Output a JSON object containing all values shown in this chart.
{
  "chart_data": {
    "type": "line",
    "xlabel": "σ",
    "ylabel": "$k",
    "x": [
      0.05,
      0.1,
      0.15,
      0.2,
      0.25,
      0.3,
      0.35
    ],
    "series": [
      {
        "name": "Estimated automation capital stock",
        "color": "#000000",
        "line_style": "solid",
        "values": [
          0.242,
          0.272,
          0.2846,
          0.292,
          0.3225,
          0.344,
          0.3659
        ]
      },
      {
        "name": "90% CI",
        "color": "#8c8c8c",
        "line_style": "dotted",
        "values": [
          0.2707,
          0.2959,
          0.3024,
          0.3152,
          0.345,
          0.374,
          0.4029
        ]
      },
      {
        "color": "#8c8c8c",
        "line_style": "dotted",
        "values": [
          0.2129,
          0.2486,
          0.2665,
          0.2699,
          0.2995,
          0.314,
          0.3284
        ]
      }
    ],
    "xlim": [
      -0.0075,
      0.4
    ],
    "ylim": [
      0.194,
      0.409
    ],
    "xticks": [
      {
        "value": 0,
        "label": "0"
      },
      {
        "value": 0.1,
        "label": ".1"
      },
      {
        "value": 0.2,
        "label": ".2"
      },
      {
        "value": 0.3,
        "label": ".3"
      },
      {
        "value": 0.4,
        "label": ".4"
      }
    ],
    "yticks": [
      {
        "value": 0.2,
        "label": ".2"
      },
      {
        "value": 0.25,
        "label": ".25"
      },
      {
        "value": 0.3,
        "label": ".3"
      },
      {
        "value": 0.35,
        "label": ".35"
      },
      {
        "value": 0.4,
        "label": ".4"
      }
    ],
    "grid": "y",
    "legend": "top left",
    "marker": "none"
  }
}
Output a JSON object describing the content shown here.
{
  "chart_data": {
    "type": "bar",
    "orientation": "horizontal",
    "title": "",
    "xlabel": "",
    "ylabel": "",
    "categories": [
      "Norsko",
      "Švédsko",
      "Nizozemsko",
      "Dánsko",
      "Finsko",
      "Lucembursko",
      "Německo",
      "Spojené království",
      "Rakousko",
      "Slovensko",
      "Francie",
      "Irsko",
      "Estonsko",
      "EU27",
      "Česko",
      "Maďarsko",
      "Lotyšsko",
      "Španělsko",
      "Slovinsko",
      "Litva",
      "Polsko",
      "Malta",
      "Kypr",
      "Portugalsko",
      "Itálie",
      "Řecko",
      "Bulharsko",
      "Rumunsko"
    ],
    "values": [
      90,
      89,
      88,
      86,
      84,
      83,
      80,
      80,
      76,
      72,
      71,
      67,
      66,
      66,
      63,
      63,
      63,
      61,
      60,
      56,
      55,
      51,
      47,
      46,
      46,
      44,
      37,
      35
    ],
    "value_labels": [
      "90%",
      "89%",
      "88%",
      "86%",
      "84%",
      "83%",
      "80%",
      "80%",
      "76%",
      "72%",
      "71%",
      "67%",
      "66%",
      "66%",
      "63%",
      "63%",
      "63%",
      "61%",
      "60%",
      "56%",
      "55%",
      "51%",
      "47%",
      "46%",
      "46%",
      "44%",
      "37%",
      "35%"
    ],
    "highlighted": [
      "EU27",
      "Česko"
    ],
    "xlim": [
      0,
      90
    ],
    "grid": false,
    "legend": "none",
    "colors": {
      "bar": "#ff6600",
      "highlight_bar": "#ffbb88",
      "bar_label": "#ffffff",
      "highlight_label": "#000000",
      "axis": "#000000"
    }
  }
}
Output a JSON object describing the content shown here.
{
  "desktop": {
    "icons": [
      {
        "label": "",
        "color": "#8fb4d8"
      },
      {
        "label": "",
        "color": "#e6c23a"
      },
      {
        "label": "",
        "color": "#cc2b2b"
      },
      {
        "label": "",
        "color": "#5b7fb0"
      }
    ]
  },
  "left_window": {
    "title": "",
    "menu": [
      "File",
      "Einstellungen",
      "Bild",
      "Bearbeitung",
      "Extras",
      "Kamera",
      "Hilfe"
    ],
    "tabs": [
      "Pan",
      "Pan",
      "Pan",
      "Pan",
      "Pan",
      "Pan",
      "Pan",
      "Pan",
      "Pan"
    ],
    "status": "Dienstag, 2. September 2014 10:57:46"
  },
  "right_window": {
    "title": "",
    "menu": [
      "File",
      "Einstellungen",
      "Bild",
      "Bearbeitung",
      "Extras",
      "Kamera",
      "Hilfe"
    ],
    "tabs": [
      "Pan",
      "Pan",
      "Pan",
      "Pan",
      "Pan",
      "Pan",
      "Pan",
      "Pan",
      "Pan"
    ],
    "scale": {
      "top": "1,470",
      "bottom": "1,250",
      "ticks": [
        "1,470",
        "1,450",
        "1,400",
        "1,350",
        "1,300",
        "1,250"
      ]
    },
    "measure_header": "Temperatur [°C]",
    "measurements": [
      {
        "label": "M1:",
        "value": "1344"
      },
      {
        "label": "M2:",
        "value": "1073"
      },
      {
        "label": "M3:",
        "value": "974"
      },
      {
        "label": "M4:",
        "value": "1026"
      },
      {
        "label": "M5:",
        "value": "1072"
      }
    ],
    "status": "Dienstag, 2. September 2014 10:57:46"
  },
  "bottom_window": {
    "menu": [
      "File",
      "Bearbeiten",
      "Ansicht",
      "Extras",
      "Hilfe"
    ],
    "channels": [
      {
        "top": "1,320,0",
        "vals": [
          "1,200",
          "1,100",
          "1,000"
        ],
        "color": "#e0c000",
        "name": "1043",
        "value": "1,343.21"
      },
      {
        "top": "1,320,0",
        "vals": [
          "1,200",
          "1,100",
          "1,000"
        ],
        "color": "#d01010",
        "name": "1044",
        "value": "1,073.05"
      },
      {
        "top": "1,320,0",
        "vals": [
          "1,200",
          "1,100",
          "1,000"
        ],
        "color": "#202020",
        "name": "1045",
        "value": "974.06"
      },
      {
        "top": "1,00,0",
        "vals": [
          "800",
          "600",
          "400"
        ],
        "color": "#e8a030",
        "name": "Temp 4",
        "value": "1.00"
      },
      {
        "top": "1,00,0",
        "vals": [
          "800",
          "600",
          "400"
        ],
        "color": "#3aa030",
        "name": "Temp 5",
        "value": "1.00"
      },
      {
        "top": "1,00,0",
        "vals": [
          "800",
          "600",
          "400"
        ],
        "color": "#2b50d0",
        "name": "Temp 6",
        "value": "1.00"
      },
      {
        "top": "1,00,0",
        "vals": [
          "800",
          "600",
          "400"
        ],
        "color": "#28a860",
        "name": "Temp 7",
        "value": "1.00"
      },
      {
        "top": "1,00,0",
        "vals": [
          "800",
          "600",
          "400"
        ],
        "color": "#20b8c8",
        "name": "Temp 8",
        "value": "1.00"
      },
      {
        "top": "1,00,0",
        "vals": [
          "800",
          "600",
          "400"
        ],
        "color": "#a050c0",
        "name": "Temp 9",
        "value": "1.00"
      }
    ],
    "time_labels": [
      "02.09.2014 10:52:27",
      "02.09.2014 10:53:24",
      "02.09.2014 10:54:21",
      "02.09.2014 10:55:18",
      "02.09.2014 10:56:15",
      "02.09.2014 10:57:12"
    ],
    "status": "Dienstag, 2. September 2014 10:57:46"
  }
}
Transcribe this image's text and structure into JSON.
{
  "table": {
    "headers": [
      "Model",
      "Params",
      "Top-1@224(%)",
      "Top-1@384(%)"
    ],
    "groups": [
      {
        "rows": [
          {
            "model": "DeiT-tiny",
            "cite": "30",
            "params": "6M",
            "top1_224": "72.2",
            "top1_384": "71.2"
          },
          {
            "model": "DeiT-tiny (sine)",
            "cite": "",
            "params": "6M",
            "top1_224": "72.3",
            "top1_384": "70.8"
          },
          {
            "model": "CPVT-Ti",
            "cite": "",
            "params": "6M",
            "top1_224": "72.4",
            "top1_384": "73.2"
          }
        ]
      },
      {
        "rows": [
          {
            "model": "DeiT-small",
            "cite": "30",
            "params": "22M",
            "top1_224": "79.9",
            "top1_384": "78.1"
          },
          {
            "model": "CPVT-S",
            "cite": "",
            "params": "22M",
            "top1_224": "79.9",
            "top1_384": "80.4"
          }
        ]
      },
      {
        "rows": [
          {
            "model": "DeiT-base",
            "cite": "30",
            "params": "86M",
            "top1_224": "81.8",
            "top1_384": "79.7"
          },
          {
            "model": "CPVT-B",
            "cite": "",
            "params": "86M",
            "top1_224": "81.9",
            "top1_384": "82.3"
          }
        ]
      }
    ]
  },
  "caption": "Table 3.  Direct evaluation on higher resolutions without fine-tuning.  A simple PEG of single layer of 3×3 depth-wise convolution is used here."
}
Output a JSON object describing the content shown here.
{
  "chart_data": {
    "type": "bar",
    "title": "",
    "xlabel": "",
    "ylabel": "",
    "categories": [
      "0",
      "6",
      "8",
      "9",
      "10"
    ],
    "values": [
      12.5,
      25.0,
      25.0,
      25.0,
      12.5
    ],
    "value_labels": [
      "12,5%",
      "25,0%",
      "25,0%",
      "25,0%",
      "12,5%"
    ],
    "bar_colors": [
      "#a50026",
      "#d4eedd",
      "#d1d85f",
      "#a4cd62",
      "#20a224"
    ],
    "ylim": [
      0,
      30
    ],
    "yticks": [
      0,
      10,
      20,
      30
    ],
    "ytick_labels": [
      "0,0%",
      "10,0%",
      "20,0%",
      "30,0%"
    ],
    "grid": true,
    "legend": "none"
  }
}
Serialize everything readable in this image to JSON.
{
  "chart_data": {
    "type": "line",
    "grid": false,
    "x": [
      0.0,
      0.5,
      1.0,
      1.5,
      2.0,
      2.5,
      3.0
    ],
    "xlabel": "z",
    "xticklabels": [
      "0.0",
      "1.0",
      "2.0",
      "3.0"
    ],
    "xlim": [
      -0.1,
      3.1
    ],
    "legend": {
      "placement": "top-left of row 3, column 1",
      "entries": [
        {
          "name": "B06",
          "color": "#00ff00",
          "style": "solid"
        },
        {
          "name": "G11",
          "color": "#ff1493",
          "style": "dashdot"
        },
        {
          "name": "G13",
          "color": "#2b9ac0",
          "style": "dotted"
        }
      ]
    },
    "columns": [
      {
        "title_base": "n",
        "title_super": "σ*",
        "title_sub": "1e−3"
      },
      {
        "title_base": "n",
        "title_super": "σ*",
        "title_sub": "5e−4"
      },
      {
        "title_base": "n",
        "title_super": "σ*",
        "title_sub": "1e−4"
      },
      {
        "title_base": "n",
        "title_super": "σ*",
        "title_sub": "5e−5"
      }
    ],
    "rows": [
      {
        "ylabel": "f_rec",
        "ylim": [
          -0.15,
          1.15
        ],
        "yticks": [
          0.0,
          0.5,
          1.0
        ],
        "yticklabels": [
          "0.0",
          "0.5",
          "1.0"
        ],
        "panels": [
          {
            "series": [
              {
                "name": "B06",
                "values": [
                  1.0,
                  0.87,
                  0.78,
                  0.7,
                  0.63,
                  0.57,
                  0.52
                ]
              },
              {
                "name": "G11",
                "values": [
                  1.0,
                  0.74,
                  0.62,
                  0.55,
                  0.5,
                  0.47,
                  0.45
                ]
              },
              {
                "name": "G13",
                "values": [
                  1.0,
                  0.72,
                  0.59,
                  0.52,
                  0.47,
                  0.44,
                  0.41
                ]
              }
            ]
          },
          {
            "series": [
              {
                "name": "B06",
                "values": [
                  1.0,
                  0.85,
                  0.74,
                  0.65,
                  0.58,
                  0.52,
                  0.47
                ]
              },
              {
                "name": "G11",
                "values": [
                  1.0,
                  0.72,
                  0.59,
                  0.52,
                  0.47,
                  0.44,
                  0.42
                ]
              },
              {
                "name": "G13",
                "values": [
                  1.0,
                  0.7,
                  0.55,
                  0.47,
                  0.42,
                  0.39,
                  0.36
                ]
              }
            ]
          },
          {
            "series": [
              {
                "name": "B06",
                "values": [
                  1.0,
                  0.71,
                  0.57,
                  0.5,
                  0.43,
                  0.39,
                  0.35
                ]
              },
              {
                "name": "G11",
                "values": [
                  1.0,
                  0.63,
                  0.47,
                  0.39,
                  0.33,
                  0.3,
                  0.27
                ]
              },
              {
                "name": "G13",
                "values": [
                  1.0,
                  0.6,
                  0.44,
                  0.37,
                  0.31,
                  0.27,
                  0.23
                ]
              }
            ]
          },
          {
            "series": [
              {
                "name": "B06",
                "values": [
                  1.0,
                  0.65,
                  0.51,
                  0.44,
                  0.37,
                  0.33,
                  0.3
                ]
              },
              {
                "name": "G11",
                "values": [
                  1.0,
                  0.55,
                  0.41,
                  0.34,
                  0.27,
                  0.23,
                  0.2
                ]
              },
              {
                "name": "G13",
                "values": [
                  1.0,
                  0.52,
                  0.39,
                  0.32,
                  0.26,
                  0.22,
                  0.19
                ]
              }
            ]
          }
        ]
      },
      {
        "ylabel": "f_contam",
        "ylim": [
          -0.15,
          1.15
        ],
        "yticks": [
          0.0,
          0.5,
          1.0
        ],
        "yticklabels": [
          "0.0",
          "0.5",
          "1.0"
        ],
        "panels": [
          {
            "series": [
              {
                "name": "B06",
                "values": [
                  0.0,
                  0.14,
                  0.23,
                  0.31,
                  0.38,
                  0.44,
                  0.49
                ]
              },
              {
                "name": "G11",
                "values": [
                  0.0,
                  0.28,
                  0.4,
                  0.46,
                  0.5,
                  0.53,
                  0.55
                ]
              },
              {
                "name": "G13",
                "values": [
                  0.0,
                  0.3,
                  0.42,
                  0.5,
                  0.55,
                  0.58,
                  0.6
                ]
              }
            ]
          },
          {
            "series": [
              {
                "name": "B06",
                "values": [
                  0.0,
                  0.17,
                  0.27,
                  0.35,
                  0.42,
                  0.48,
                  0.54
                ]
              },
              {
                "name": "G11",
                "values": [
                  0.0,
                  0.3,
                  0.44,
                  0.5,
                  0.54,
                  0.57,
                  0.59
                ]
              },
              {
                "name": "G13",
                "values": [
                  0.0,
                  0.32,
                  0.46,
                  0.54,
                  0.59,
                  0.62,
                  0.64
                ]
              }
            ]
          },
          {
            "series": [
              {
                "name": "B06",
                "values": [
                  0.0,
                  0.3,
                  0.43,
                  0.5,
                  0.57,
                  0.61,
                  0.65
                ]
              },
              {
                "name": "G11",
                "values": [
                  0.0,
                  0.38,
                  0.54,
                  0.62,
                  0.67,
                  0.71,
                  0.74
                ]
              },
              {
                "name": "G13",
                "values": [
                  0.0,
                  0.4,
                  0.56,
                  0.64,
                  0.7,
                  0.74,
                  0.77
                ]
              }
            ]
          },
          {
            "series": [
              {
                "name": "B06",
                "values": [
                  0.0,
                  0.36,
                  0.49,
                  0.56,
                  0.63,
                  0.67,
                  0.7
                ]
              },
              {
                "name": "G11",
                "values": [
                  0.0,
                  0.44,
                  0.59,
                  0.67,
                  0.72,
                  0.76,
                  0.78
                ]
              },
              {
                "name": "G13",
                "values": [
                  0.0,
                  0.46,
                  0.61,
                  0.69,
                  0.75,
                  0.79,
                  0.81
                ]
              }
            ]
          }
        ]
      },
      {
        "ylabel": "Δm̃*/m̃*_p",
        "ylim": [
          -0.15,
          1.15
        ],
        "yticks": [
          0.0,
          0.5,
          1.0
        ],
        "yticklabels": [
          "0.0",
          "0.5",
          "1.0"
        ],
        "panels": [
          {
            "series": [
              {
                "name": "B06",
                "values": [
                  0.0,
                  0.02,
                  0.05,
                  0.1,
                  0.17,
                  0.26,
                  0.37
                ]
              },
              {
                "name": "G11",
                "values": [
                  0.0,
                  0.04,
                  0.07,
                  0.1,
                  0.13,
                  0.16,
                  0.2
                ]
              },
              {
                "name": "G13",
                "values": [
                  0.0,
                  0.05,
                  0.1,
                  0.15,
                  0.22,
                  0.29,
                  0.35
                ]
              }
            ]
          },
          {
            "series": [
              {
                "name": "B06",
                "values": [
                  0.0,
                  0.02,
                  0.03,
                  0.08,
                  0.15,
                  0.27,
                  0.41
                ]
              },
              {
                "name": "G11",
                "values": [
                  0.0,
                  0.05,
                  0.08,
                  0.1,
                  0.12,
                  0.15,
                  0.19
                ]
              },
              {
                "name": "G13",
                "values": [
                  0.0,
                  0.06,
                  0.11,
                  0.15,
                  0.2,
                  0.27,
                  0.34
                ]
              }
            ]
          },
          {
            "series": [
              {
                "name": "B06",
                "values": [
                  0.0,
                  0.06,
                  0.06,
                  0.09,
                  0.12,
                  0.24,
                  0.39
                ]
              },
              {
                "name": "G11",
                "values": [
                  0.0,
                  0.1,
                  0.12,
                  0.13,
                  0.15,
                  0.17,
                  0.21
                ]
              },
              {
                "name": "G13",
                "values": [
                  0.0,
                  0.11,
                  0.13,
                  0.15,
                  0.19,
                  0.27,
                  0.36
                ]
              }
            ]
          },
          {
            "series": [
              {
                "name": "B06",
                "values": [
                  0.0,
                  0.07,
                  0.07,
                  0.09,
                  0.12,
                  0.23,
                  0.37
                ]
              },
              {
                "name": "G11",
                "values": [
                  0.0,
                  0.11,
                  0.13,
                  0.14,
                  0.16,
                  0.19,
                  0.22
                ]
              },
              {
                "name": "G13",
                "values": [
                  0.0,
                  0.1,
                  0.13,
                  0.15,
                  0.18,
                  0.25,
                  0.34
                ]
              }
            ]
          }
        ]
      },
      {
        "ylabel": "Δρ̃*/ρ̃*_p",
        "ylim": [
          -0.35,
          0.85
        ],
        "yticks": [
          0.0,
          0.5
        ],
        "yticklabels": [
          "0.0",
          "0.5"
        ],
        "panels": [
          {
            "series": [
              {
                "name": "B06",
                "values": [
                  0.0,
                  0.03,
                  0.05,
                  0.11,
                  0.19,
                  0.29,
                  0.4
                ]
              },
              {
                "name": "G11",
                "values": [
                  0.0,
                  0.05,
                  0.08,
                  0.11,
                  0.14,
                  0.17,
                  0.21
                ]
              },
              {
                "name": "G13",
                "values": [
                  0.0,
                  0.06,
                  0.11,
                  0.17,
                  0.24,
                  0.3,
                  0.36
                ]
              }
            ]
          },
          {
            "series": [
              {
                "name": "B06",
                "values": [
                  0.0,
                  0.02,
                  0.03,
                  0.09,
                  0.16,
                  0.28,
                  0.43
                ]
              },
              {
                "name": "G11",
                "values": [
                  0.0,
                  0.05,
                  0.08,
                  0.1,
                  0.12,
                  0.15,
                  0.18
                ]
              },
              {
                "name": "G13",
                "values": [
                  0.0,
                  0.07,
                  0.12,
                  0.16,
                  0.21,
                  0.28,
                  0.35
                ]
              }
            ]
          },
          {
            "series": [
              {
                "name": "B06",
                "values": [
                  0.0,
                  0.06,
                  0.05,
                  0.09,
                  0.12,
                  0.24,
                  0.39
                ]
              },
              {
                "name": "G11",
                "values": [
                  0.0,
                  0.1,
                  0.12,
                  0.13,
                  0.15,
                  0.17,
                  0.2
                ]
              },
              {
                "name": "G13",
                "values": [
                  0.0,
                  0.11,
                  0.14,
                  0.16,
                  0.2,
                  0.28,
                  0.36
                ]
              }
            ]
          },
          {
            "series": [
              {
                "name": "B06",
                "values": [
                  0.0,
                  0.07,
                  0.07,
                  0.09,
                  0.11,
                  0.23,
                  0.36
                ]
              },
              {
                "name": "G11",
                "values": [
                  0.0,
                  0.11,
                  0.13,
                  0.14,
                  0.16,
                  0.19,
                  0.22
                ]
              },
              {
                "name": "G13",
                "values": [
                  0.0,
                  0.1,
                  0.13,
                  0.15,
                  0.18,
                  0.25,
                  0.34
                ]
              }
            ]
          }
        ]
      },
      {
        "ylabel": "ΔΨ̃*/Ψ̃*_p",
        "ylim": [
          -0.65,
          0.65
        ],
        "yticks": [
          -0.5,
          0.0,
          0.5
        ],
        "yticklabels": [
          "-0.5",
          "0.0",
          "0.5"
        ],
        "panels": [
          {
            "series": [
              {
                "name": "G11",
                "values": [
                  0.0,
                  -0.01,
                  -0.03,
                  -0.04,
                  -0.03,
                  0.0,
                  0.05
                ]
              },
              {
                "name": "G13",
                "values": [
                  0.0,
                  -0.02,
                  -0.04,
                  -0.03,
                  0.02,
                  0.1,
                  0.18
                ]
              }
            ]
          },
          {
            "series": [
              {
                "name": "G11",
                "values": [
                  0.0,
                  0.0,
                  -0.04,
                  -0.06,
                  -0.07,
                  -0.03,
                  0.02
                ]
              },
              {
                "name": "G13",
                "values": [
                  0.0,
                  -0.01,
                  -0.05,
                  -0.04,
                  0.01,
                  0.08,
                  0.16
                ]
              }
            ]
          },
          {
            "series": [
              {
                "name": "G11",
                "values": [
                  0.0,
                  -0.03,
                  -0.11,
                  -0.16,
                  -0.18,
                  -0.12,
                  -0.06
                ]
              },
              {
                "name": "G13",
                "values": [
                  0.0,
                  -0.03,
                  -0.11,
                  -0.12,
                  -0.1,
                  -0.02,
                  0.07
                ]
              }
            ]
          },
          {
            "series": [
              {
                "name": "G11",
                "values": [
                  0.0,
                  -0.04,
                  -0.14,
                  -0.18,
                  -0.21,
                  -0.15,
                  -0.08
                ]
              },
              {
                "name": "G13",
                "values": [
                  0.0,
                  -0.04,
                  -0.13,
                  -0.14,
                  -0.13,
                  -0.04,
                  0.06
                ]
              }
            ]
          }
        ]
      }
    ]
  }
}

■ DIRECTIVE ■
Pick each line holding the word "CPVT" out of the data and copy it.

■ SOLUTION TO THE PROBLEM ■
            "model": "CPVT-Ti",
            "model": "CPVT-S",
            "model": "CPVT-B",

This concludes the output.